Dataset:
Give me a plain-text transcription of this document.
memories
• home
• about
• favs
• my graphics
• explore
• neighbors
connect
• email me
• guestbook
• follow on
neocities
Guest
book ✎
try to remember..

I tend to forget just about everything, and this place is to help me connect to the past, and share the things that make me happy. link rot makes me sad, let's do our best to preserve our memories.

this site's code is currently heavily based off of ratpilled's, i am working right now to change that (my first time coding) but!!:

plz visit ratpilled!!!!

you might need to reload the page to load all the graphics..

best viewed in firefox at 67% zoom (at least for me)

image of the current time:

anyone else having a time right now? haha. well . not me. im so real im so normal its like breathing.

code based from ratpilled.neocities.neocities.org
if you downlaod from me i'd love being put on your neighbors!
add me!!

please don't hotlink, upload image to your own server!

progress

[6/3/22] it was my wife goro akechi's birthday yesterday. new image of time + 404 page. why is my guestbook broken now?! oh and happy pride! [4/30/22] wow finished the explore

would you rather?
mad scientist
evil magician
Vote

* * *

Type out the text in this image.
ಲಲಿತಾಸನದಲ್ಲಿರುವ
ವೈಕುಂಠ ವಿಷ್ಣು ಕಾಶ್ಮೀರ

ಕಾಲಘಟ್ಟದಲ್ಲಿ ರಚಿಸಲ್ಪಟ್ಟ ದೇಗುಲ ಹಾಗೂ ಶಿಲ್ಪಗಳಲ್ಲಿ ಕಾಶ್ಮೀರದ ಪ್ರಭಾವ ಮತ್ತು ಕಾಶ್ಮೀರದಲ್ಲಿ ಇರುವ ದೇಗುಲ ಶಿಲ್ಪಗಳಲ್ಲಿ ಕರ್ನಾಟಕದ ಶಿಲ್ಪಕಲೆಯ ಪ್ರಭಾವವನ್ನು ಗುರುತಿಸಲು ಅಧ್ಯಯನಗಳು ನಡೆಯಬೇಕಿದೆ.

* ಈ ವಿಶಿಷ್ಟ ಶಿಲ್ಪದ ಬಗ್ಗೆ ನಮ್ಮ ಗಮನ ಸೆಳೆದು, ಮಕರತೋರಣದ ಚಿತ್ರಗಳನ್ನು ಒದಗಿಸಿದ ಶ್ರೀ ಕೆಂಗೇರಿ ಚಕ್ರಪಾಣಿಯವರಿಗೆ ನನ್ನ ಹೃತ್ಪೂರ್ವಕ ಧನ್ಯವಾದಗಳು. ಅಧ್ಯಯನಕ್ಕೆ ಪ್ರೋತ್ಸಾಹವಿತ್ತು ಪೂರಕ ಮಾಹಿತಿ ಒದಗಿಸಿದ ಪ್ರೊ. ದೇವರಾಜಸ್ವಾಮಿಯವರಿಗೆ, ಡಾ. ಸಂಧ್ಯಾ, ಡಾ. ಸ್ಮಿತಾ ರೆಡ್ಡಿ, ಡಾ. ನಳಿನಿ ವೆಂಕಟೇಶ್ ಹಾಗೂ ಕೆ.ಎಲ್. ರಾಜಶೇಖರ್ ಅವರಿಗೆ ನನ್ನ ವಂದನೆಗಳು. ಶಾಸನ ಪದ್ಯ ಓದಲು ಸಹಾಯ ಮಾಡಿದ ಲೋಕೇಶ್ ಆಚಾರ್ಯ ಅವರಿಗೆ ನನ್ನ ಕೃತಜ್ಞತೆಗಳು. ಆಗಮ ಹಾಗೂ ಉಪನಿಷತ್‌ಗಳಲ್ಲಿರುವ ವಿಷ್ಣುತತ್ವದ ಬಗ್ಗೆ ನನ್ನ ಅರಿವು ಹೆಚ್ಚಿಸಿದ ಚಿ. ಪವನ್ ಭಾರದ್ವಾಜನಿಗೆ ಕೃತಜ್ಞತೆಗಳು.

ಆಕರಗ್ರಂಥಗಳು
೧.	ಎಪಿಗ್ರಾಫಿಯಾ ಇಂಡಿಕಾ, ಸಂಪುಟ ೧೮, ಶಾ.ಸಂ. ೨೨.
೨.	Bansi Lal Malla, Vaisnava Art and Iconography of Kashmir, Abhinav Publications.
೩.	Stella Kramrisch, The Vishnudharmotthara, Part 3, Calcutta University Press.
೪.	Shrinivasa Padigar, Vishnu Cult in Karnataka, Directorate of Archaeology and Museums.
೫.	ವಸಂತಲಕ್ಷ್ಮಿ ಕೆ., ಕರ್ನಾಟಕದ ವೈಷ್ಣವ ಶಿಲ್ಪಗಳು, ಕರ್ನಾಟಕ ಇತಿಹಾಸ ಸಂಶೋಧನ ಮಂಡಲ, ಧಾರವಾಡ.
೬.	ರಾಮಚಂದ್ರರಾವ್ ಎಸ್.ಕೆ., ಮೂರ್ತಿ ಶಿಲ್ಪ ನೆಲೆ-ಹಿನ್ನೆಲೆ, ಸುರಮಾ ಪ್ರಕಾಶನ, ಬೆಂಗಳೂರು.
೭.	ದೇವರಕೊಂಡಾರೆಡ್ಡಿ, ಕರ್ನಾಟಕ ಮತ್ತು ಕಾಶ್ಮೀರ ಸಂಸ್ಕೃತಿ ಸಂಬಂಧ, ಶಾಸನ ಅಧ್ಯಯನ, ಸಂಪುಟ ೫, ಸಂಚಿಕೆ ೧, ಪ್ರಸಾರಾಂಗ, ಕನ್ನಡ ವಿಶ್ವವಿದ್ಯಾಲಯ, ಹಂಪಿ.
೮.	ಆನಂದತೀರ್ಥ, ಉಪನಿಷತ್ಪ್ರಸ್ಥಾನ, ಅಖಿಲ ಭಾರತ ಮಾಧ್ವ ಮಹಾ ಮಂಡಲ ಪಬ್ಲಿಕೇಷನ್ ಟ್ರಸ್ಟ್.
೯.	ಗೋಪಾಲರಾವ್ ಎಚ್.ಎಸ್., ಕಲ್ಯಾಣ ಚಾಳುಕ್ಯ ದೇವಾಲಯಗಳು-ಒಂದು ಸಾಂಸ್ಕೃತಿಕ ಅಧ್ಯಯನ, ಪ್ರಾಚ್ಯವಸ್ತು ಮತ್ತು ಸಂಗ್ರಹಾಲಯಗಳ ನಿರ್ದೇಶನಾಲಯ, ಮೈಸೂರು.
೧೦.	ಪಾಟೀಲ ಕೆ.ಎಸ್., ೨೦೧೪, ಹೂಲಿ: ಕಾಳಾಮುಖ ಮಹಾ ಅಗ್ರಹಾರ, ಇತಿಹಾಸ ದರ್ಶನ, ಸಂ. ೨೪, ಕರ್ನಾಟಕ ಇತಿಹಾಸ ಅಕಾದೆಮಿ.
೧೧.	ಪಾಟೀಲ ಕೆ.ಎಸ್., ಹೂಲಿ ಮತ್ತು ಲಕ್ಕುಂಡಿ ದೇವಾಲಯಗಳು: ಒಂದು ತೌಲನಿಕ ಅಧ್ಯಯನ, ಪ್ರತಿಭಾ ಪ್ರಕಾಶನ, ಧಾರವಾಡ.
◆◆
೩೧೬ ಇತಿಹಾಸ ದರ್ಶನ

Work to be completed:
Wherever "your" shows up in a line, copy that line.

Finished answer:
if you downlaod from me i'd love being put on your neighbors!
please don't hotlink, upload image to your own server!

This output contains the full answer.